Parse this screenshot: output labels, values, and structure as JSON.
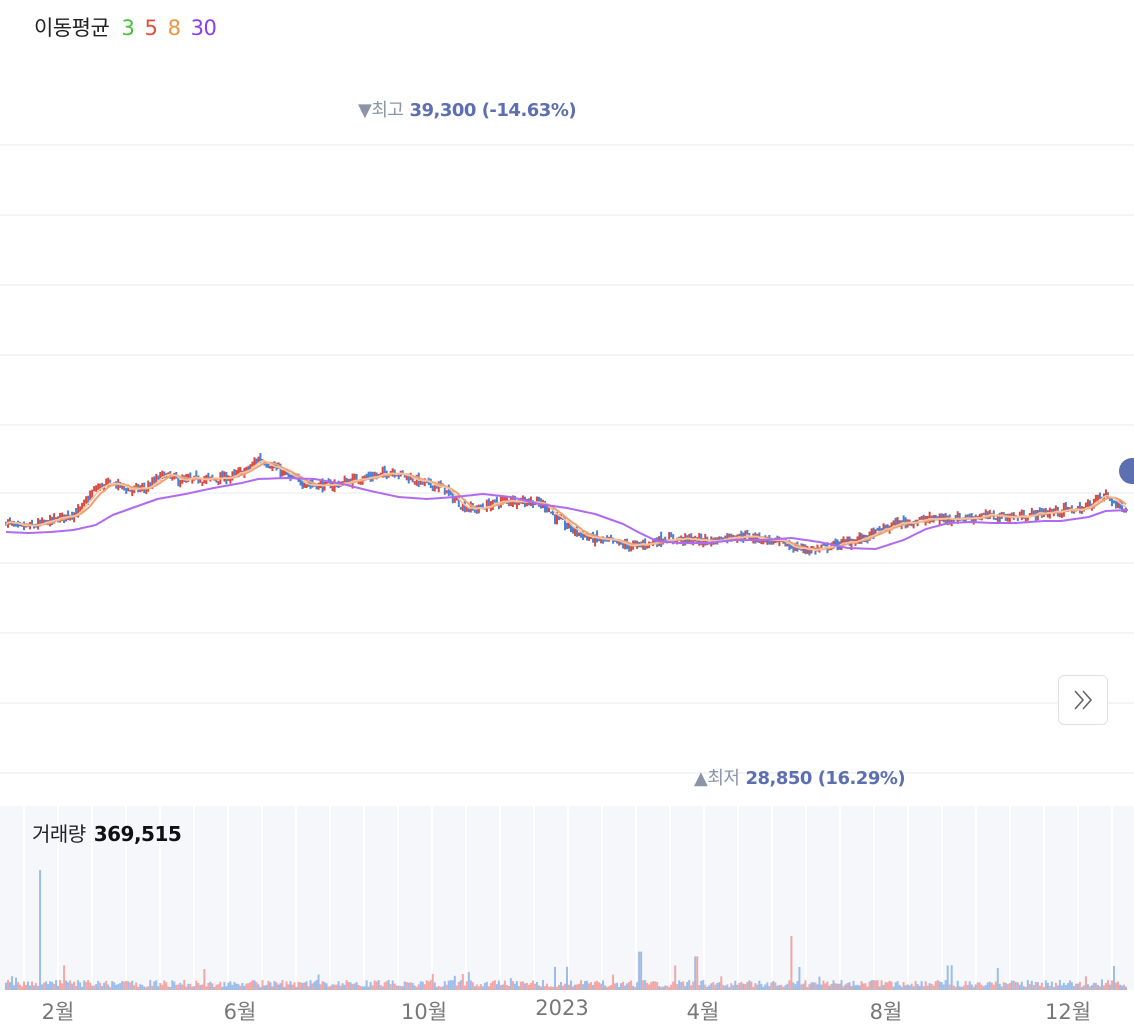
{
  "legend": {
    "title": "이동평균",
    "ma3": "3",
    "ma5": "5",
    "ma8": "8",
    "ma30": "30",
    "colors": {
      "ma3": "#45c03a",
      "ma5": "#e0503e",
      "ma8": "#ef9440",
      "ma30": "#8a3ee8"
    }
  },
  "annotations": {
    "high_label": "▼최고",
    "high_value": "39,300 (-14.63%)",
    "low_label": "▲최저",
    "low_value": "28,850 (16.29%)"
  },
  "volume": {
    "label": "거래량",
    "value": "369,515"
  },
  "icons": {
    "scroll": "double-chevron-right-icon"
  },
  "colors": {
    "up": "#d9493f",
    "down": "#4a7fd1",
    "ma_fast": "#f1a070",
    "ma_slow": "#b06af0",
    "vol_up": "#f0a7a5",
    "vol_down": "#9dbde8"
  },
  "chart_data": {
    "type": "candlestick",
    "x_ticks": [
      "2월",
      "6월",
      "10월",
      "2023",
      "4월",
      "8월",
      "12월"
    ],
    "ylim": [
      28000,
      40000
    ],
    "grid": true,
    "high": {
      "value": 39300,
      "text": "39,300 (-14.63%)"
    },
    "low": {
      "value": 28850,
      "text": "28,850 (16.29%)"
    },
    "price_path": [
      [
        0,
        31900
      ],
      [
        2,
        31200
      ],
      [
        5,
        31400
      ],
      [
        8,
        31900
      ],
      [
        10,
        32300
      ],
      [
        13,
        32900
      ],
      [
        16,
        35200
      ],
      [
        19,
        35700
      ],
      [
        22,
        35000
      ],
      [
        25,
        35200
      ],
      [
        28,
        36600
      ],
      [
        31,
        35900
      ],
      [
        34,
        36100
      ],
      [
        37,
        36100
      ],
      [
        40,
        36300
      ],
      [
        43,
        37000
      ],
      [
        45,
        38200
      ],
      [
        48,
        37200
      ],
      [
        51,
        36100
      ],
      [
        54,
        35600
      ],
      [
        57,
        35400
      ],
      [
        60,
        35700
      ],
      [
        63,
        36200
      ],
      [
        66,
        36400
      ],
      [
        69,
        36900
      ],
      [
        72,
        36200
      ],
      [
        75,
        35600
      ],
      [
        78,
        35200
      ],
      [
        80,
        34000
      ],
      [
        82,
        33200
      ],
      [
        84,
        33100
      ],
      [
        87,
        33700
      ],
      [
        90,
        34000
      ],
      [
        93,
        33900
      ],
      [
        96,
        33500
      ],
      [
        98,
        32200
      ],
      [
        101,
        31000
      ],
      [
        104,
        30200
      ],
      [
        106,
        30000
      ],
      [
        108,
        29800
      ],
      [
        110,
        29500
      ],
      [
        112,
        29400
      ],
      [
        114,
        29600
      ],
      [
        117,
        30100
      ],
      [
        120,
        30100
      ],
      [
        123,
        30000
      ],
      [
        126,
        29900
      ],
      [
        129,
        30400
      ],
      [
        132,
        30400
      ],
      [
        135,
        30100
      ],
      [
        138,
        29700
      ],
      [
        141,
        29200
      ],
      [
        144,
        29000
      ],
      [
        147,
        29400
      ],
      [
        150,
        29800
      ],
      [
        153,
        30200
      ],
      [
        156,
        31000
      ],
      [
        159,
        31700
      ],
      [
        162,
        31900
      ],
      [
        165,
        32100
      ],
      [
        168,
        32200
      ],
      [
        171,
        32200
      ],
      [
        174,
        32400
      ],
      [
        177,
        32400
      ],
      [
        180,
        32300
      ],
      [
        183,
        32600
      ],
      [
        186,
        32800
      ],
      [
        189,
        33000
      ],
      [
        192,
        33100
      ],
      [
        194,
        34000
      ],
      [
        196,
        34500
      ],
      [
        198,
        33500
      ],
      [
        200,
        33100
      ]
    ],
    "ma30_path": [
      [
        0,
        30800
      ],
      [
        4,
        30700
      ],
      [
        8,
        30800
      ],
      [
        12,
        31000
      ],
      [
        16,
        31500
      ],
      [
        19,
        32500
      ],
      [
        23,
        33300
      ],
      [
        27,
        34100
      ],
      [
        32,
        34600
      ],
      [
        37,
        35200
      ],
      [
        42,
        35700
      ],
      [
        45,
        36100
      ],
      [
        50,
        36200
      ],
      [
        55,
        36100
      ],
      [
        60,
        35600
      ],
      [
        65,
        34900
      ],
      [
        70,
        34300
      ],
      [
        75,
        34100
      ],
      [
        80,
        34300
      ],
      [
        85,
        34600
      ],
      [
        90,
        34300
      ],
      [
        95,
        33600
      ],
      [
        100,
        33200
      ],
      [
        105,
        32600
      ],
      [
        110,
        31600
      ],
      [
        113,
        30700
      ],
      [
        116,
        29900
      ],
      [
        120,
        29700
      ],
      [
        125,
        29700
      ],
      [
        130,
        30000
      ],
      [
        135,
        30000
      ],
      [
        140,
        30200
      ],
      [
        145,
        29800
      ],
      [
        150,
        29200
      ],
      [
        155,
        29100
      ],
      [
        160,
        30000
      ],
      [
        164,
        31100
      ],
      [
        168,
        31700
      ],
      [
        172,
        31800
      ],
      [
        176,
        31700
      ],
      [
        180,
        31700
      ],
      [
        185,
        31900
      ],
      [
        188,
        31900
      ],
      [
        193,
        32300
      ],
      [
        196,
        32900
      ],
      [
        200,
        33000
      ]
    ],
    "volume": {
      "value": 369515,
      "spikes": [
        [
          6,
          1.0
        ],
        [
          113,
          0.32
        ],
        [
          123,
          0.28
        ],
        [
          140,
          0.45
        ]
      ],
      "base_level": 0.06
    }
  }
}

-------

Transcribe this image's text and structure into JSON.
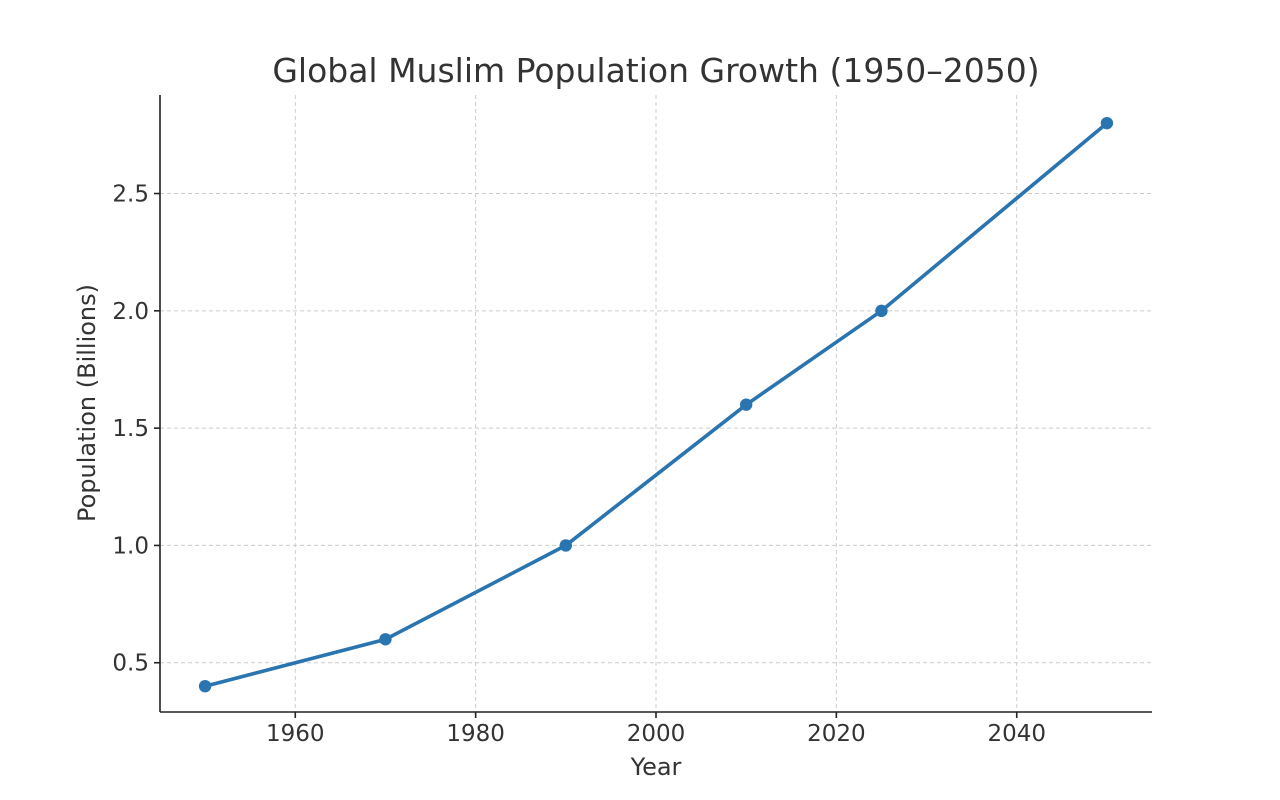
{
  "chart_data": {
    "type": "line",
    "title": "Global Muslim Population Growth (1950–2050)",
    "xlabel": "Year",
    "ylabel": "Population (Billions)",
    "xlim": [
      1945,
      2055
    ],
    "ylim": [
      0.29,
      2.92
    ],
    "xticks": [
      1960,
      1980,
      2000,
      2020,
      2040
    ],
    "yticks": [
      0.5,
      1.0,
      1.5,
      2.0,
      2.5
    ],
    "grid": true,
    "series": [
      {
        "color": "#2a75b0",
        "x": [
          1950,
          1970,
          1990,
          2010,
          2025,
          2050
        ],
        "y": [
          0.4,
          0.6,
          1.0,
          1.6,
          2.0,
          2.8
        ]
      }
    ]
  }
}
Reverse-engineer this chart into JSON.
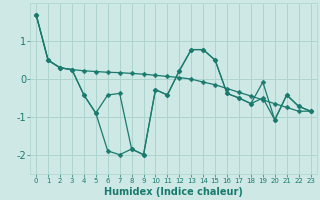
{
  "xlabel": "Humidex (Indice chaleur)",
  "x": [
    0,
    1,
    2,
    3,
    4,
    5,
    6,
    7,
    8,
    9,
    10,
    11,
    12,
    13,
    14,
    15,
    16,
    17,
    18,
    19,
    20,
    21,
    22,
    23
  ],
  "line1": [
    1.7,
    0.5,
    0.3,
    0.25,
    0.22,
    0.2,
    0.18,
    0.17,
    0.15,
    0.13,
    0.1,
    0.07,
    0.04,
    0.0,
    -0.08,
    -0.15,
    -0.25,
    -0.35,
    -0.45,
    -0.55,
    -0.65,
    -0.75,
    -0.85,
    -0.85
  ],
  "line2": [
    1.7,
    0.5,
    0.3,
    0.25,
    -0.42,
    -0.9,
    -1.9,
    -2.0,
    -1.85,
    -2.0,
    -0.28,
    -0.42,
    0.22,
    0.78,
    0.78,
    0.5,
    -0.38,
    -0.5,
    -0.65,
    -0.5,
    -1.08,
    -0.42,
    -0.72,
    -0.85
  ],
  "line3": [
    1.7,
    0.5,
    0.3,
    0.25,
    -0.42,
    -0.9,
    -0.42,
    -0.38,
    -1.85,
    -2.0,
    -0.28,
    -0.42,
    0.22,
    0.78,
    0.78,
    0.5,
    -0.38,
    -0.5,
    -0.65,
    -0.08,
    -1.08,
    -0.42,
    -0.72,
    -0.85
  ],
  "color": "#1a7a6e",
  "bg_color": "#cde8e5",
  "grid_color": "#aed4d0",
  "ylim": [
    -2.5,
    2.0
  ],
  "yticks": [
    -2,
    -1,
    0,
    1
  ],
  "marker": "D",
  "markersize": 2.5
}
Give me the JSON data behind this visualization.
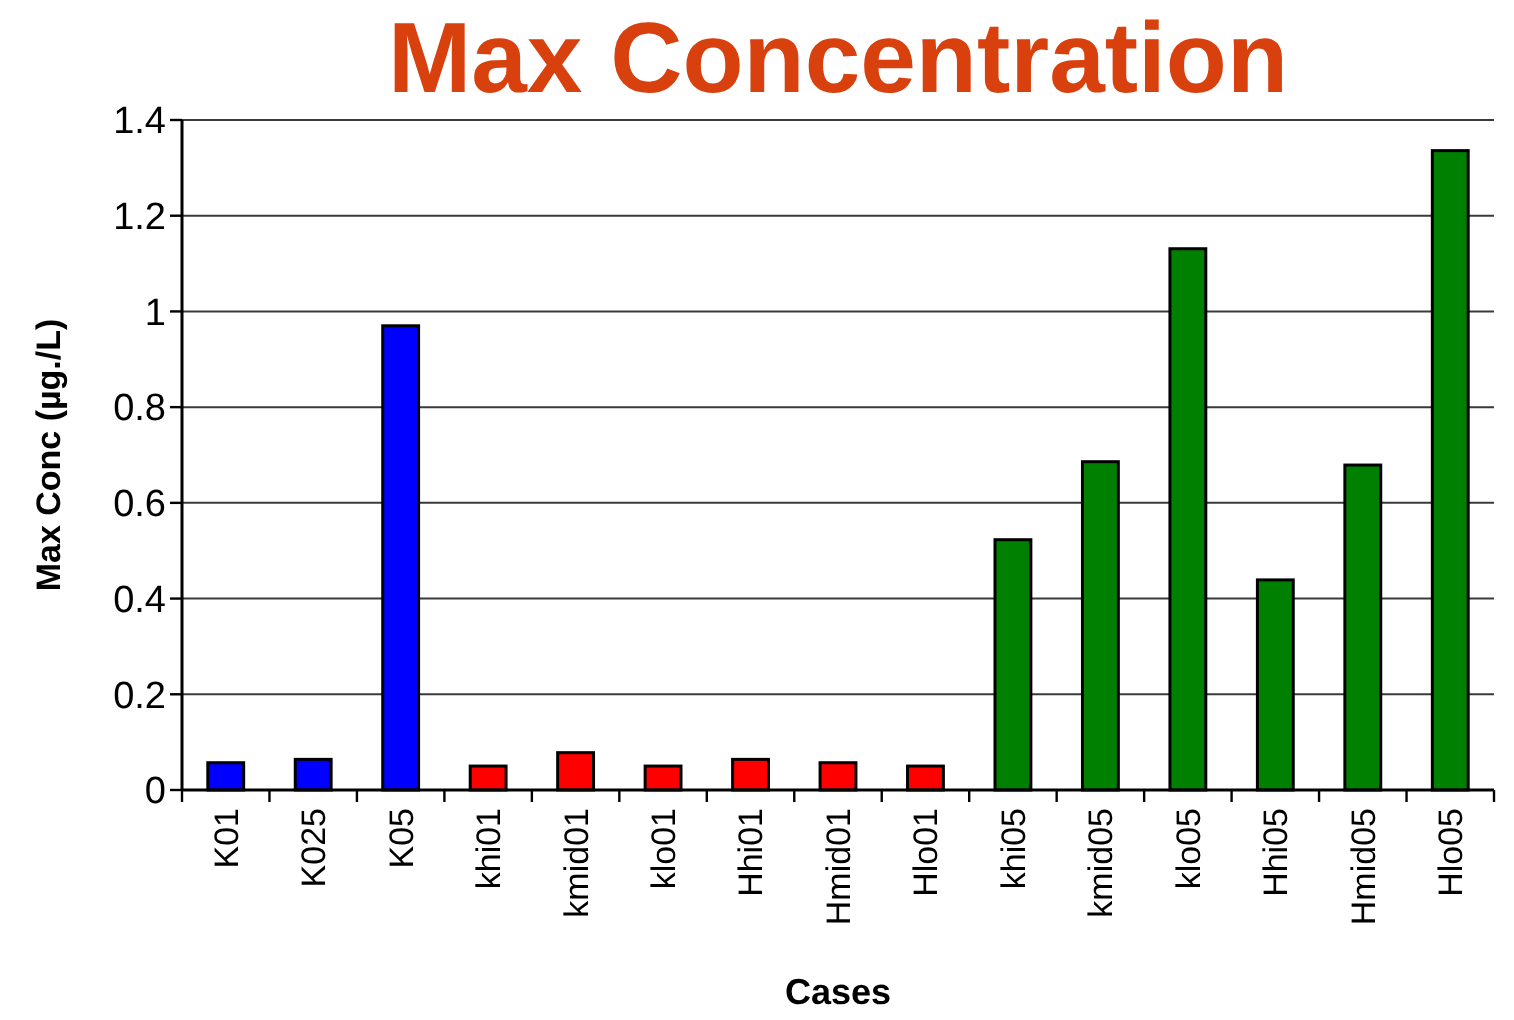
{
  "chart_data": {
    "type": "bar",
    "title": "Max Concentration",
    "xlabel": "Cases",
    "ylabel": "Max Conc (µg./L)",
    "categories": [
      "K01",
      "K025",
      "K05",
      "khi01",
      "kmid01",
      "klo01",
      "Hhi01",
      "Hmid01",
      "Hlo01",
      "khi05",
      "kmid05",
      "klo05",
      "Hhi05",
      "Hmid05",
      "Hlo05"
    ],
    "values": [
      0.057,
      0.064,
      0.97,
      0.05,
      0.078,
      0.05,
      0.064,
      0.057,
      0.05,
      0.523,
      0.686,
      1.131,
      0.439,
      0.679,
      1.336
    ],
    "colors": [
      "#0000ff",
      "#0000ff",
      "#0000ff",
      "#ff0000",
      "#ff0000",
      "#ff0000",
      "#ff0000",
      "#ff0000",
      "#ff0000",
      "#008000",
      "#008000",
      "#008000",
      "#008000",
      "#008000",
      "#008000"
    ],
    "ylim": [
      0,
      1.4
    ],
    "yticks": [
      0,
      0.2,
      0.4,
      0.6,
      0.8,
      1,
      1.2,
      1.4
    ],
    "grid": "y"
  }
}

-------

TASK INSTRUCTIONS - From the listing above, copy out each line where the word "title" appears.

TASK SOLUTION -
    "title": "이동평균",
    "title": "Global Muslim Population Growth (1950–2050)",
    "title": "Max Concentration",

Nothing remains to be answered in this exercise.